Using the listing below, copy every line that mentions "ylabel".

**** TASK MATERIAL ****

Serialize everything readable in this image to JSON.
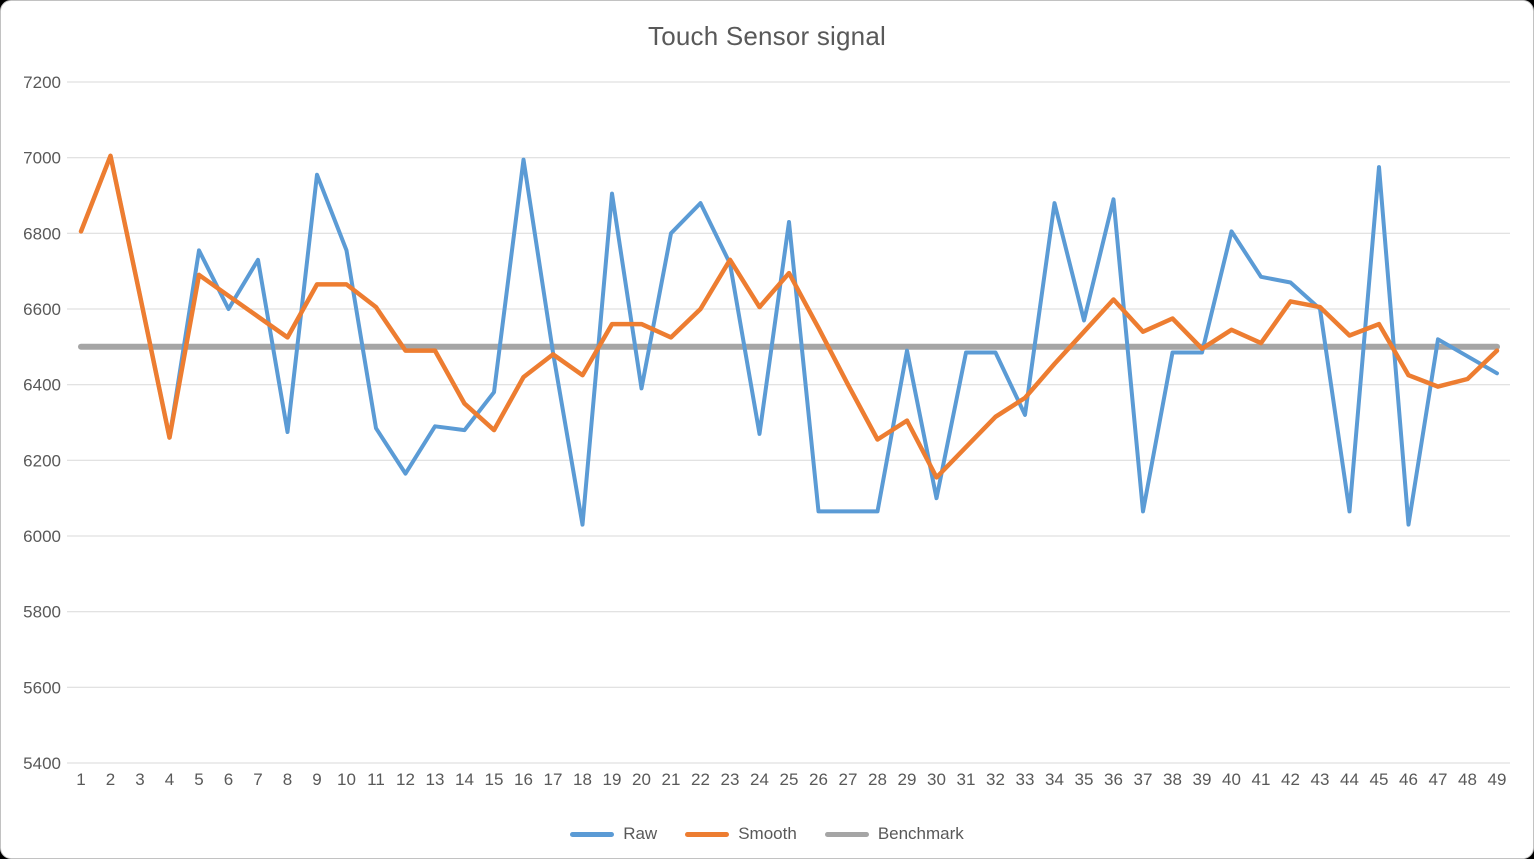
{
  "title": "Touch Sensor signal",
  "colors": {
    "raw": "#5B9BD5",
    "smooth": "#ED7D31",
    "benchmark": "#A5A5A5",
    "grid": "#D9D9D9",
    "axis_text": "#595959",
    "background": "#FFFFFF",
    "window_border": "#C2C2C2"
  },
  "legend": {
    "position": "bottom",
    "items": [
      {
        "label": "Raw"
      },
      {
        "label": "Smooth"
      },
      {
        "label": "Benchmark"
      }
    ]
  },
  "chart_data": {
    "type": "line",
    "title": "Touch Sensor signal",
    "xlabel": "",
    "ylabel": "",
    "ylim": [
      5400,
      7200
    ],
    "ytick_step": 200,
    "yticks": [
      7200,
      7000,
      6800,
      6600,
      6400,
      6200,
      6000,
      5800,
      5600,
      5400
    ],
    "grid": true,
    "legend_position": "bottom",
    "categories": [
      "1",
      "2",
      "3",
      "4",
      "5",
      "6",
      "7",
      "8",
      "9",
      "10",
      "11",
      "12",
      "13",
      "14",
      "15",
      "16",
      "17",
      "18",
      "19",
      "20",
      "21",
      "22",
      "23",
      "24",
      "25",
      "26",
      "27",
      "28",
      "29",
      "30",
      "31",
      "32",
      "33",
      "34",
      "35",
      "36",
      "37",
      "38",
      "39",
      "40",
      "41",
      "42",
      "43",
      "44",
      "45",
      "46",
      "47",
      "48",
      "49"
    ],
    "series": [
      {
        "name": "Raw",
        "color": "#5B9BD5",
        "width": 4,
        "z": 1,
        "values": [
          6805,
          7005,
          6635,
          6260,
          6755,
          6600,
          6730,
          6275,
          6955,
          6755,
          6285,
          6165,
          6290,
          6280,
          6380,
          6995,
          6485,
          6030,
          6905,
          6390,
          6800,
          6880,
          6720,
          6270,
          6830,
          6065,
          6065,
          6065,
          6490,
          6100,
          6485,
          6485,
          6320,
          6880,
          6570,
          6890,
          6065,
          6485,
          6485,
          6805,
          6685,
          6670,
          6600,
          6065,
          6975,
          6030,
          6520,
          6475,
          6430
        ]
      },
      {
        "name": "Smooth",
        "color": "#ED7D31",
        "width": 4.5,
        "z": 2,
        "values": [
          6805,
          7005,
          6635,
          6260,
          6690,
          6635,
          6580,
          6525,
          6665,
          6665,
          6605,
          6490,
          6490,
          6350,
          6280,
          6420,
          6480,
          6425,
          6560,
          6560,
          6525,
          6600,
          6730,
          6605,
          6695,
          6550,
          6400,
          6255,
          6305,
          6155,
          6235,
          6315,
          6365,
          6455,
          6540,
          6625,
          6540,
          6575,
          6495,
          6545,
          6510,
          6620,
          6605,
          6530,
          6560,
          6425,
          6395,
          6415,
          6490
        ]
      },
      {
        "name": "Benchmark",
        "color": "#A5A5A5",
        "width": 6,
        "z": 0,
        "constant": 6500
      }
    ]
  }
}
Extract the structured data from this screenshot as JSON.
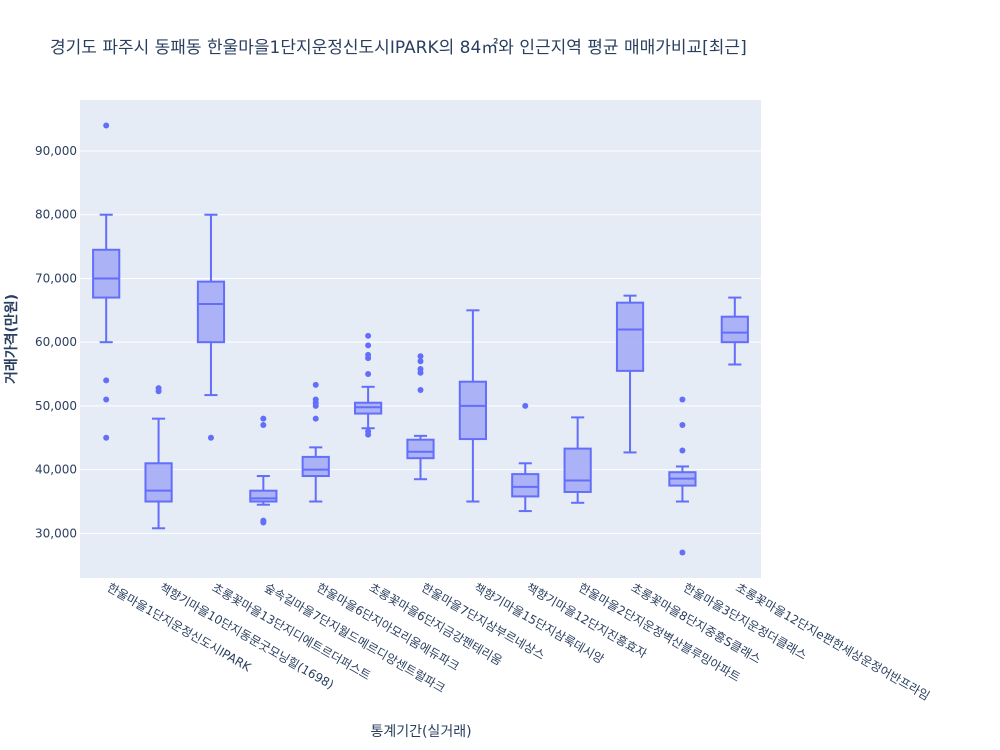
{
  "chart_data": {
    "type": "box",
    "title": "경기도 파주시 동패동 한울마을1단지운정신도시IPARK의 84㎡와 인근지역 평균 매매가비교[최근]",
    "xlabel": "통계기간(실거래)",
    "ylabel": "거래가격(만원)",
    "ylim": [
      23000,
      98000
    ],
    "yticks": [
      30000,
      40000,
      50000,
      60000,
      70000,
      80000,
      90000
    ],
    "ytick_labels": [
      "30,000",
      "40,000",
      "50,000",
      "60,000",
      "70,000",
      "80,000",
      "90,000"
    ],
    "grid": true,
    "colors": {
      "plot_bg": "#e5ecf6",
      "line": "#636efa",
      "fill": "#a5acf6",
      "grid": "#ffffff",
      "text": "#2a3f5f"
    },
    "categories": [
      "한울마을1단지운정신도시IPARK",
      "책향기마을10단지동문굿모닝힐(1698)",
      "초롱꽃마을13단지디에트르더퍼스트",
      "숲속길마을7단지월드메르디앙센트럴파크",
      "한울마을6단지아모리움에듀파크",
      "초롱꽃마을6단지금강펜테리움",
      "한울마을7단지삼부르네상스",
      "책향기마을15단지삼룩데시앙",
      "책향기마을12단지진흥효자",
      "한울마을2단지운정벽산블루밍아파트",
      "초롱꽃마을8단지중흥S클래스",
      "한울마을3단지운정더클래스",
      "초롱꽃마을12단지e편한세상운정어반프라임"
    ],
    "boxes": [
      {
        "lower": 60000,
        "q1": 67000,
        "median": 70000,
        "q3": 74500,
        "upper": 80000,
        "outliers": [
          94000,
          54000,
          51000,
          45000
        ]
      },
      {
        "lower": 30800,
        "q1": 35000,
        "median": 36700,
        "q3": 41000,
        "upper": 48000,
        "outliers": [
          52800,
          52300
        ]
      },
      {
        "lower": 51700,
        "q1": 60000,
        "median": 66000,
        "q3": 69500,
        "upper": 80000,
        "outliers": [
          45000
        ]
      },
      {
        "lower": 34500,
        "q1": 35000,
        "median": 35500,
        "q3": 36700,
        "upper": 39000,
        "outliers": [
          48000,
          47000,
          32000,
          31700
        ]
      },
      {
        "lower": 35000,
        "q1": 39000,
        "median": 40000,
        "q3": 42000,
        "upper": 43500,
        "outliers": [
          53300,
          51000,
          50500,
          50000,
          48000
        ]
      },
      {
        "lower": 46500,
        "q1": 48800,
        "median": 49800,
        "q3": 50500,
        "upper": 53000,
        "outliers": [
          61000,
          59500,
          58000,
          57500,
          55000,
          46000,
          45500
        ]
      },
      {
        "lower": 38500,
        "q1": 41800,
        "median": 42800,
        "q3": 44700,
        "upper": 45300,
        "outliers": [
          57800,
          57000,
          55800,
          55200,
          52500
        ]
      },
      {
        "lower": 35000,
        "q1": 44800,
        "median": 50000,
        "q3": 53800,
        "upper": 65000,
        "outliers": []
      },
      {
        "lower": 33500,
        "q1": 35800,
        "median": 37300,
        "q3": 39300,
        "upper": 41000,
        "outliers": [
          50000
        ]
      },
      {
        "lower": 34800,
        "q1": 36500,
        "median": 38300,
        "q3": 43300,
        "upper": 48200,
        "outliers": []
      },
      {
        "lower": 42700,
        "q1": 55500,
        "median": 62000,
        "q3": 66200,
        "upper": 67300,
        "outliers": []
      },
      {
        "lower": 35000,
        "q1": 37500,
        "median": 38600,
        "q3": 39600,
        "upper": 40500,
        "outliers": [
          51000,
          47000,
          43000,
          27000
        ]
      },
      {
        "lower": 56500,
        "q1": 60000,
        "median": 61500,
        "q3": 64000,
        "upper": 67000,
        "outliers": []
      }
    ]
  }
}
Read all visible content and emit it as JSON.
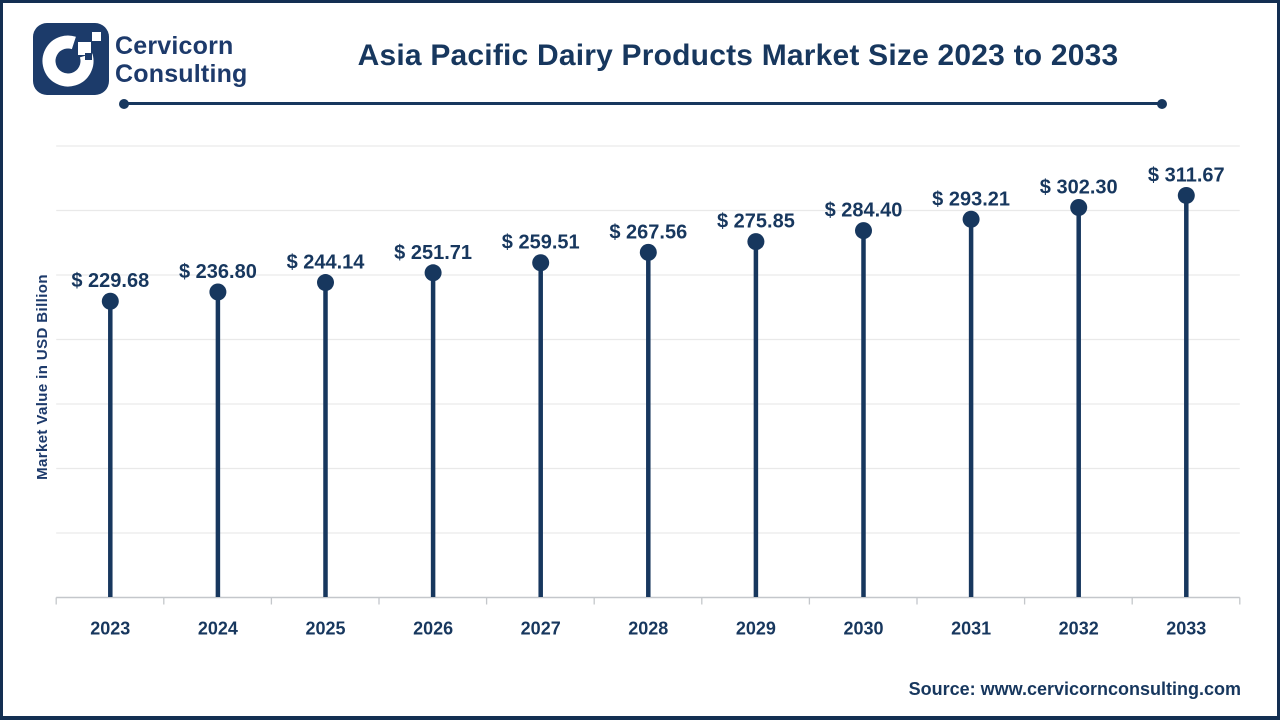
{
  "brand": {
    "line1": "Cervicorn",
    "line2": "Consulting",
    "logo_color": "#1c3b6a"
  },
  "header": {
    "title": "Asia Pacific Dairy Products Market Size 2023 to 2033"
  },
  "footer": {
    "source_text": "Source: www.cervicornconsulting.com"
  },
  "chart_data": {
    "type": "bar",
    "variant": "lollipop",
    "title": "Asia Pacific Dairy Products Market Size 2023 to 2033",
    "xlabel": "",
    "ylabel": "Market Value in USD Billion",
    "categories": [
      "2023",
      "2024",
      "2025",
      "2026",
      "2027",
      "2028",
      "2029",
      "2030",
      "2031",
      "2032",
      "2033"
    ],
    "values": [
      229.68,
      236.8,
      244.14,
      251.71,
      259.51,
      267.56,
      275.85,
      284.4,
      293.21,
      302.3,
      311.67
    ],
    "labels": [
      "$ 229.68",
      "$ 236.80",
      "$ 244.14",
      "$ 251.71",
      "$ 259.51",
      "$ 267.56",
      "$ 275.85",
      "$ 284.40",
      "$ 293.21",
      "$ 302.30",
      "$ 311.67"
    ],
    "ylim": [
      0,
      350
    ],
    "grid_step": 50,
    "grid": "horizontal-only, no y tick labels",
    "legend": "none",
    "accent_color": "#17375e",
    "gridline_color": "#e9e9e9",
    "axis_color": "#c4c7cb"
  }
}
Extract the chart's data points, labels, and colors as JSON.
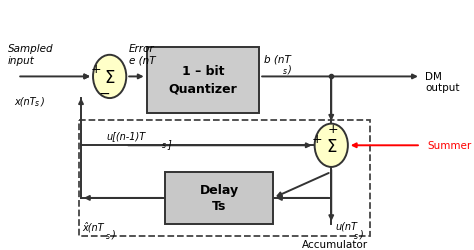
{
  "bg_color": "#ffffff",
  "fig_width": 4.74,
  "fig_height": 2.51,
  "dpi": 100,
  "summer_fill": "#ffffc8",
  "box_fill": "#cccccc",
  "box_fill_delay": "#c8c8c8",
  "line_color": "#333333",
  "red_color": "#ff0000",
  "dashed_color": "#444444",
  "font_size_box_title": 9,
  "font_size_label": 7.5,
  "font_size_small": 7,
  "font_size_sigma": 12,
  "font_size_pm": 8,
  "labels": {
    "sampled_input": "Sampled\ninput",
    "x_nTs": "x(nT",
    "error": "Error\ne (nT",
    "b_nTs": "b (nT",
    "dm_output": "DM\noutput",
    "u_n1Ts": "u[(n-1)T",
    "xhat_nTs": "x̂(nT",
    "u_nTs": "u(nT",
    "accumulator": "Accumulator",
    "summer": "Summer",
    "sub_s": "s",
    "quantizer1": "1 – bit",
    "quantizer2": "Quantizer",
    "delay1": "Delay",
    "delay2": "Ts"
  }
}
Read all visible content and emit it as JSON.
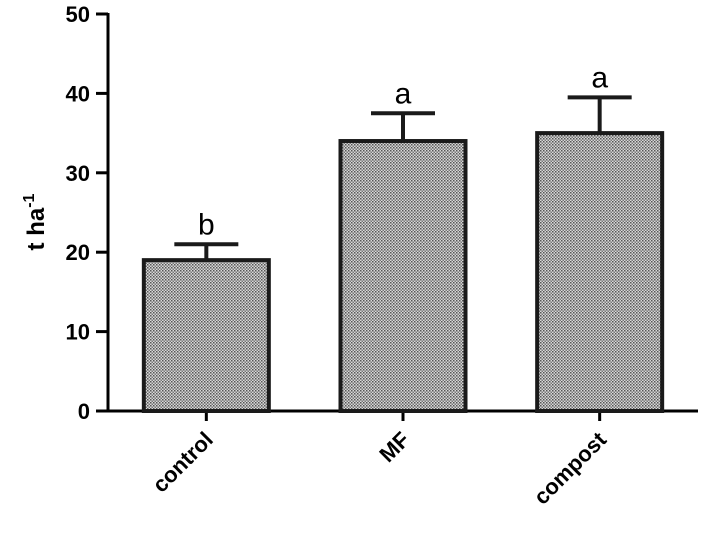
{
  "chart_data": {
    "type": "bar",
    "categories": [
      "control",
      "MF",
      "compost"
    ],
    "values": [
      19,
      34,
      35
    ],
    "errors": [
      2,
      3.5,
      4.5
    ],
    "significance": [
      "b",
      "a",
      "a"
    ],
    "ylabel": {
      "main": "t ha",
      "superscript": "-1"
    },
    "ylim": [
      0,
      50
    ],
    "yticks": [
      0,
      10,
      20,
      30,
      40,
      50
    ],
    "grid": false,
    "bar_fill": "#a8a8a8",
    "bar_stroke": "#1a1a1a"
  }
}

****

[EXERCISE RESPONSE]:
    "ylabel": "",
    "ylabel": "거래가격(만원)",
    "ylabel": "Market Value in USD Billion",
    "ylabel": {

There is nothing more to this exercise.